• [Directions]: Return all of the entries word for word, but omit the pictures they contain.

• [Input material]:
○ ○ ○ ○ ○ ○ ○

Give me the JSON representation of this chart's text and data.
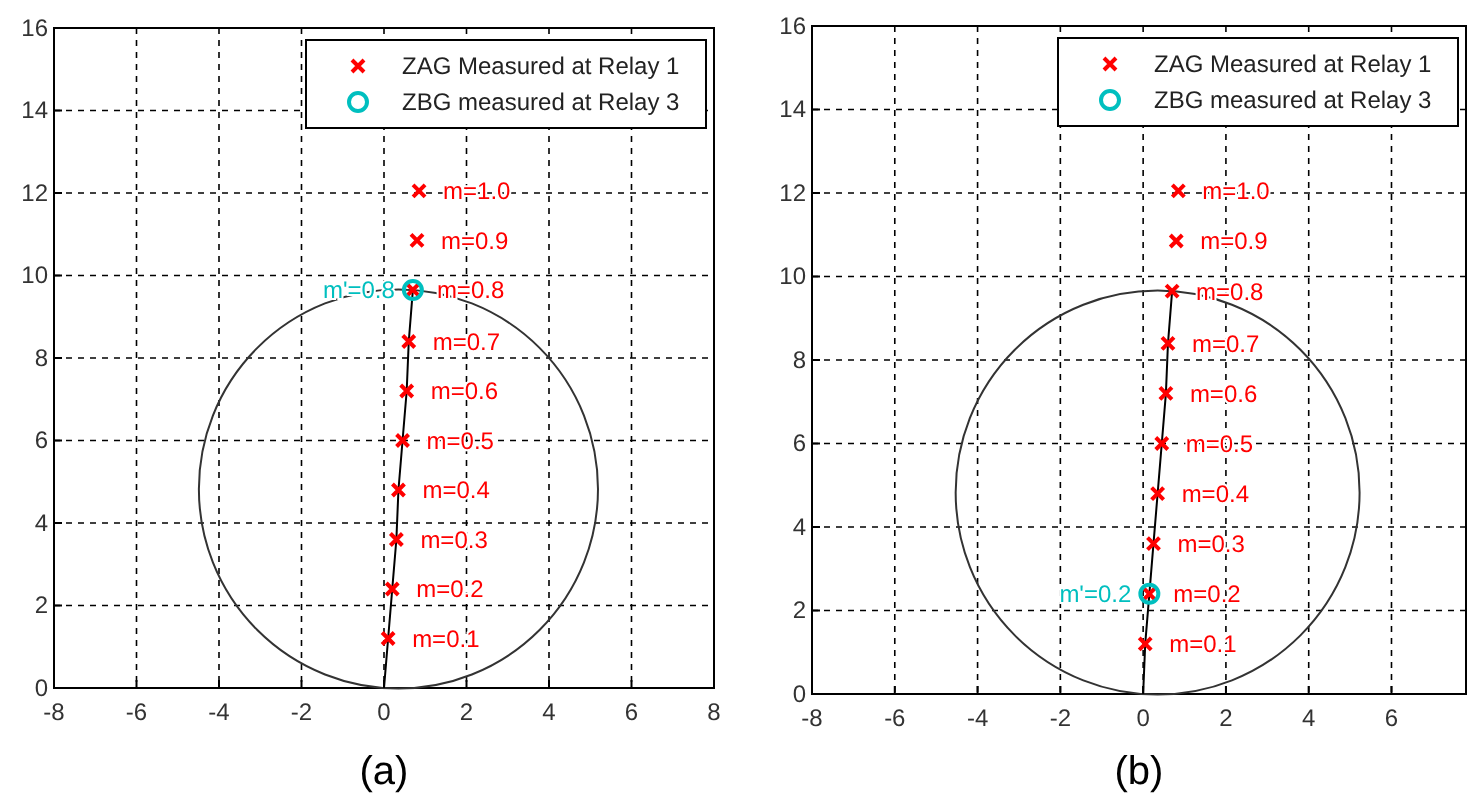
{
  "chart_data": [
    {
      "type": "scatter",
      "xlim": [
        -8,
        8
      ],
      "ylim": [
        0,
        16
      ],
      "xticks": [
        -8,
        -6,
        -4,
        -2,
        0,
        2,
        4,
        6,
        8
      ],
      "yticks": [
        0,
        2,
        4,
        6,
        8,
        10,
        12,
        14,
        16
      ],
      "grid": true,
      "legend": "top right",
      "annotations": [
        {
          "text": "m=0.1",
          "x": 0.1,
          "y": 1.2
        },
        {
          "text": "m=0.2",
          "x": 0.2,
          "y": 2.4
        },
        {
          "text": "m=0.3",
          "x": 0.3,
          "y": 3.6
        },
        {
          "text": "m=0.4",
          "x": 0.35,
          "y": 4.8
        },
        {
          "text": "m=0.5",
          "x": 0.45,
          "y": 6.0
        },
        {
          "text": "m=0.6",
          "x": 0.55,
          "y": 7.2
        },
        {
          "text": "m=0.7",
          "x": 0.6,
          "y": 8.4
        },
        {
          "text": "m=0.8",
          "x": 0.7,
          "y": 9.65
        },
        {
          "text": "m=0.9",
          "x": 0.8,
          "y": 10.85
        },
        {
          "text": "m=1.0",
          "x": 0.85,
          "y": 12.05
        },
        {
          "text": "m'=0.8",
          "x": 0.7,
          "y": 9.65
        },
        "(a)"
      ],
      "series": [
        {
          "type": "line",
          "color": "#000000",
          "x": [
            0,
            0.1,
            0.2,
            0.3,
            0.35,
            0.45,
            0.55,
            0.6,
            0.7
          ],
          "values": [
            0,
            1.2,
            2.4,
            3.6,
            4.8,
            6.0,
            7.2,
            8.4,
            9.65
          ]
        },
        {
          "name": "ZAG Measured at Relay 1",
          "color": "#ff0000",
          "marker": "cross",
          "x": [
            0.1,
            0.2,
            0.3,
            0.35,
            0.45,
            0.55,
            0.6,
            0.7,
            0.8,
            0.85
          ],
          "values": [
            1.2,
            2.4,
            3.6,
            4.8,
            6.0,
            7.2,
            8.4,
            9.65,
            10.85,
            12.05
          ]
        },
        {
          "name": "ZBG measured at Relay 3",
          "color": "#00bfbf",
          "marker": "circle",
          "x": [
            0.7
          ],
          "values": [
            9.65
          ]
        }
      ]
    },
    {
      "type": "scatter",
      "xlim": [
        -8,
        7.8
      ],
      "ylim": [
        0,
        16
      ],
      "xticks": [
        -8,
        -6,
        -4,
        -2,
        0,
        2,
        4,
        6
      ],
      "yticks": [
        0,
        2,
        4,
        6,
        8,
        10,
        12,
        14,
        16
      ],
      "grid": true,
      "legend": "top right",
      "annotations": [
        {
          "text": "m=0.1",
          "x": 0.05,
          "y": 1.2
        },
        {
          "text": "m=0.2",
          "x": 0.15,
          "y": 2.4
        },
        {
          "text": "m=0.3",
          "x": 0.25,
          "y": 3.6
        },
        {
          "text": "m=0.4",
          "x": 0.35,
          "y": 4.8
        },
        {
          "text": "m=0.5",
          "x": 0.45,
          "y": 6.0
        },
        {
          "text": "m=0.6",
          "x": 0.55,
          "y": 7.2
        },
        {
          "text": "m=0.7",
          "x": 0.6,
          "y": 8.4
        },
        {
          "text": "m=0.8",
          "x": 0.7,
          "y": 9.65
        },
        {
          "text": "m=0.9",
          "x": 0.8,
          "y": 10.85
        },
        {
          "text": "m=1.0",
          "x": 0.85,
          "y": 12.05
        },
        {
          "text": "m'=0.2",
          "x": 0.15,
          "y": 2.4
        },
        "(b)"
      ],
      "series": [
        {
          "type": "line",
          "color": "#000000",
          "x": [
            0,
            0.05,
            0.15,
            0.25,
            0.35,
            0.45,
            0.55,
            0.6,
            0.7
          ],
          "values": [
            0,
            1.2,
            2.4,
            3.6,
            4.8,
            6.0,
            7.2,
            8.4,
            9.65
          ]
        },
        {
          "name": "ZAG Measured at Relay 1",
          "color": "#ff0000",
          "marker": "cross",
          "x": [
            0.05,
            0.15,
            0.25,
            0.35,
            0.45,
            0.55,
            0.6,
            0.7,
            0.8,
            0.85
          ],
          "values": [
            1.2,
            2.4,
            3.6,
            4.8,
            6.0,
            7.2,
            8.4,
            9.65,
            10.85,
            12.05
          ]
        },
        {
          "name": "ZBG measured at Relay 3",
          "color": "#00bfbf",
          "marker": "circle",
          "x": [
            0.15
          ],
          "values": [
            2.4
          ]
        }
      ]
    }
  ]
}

○ ○ ○ ○ ○ ○ ○

• [Solution]:
Give me the JSON representation of this chart's text and data.
{
  "chart_data": [
    {
      "type": "scatter",
      "xlim": [
        -8,
        8
      ],
      "ylim": [
        0,
        16
      ],
      "xticks": [
        -8,
        -6,
        -4,
        -2,
        0,
        2,
        4,
        6,
        8
      ],
      "yticks": [
        0,
        2,
        4,
        6,
        8,
        10,
        12,
        14,
        16
      ],
      "grid": true,
      "legend": "top right",
      "annotations": [
        {
          "text": "m=0.1",
          "x": 0.1,
          "y": 1.2
        },
        {
          "text": "m=0.2",
          "x": 0.2,
          "y": 2.4
        },
        {
          "text": "m=0.3",
          "x": 0.3,
          "y": 3.6
        },
        {
          "text": "m=0.4",
          "x": 0.35,
          "y": 4.8
        },
        {
          "text": "m=0.5",
          "x": 0.45,
          "y": 6.0
        },
        {
          "text": "m=0.6",
          "x": 0.55,
          "y": 7.2
        },
        {
          "text": "m=0.7",
          "x": 0.6,
          "y": 8.4
        },
        {
          "text": "m=0.8",
          "x": 0.7,
          "y": 9.65
        },
        {
          "text": "m=0.9",
          "x": 0.8,
          "y": 10.85
        },
        {
          "text": "m=1.0",
          "x": 0.85,
          "y": 12.05
        },
        {
          "text": "m'=0.8",
          "x": 0.7,
          "y": 9.65
        },
        "(a)"
      ],
      "series": [
        {
          "type": "line",
          "color": "#000000",
          "x": [
            0,
            0.1,
            0.2,
            0.3,
            0.35,
            0.45,
            0.55,
            0.6,
            0.7
          ],
          "values": [
            0,
            1.2,
            2.4,
            3.6,
            4.8,
            6.0,
            7.2,
            8.4,
            9.65
          ]
        },
        {
          "name": "ZAG Measured at Relay 1",
          "color": "#ff0000",
          "marker": "cross",
          "x": [
            0.1,
            0.2,
            0.3,
            0.35,
            0.45,
            0.55,
            0.6,
            0.7,
            0.8,
            0.85
          ],
          "values": [
            1.2,
            2.4,
            3.6,
            4.8,
            6.0,
            7.2,
            8.4,
            9.65,
            10.85,
            12.05
          ]
        },
        {
          "name": "ZBG measured at Relay 3",
          "color": "#00bfbf",
          "marker": "circle",
          "x": [
            0.7
          ],
          "values": [
            9.65
          ]
        }
      ]
    },
    {
      "type": "scatter",
      "xlim": [
        -8,
        7.8
      ],
      "ylim": [
        0,
        16
      ],
      "xticks": [
        -8,
        -6,
        -4,
        -2,
        0,
        2,
        4,
        6
      ],
      "yticks": [
        0,
        2,
        4,
        6,
        8,
        10,
        12,
        14,
        16
      ],
      "grid": true,
      "legend": "top right",
      "annotations": [
        {
          "text": "m=0.1",
          "x": 0.05,
          "y": 1.2
        },
        {
          "text": "m=0.2",
          "x": 0.15,
          "y": 2.4
        },
        {
          "text": "m=0.3",
          "x": 0.25,
          "y": 3.6
        },
        {
          "text": "m=0.4",
          "x": 0.35,
          "y": 4.8
        },
        {
          "text": "m=0.5",
          "x": 0.45,
          "y": 6.0
        },
        {
          "text": "m=0.6",
          "x": 0.55,
          "y": 7.2
        },
        {
          "text": "m=0.7",
          "x": 0.6,
          "y": 8.4
        },
        {
          "text": "m=0.8",
          "x": 0.7,
          "y": 9.65
        },
        {
          "text": "m=0.9",
          "x": 0.8,
          "y": 10.85
        },
        {
          "text": "m=1.0",
          "x": 0.85,
          "y": 12.05
        },
        {
          "text": "m'=0.2",
          "x": 0.15,
          "y": 2.4
        },
        "(b)"
      ],
      "series": [
        {
          "type": "line",
          "color": "#000000",
          "x": [
            0,
            0.05,
            0.15,
            0.25,
            0.35,
            0.45,
            0.55,
            0.6,
            0.7
          ],
          "values": [
            0,
            1.2,
            2.4,
            3.6,
            4.8,
            6.0,
            7.2,
            8.4,
            9.65
          ]
        },
        {
          "name": "ZAG Measured at Relay 1",
          "color": "#ff0000",
          "marker": "cross",
          "x": [
            0.05,
            0.15,
            0.25,
            0.35,
            0.45,
            0.55,
            0.6,
            0.7,
            0.8,
            0.85
          ],
          "values": [
            1.2,
            2.4,
            3.6,
            4.8,
            6.0,
            7.2,
            8.4,
            9.65,
            10.85,
            12.05
          ]
        },
        {
          "name": "ZBG measured at Relay 3",
          "color": "#00bfbf",
          "marker": "circle",
          "x": [
            0.15
          ],
          "values": [
            2.4
          ]
        }
      ]
    }
  ]
}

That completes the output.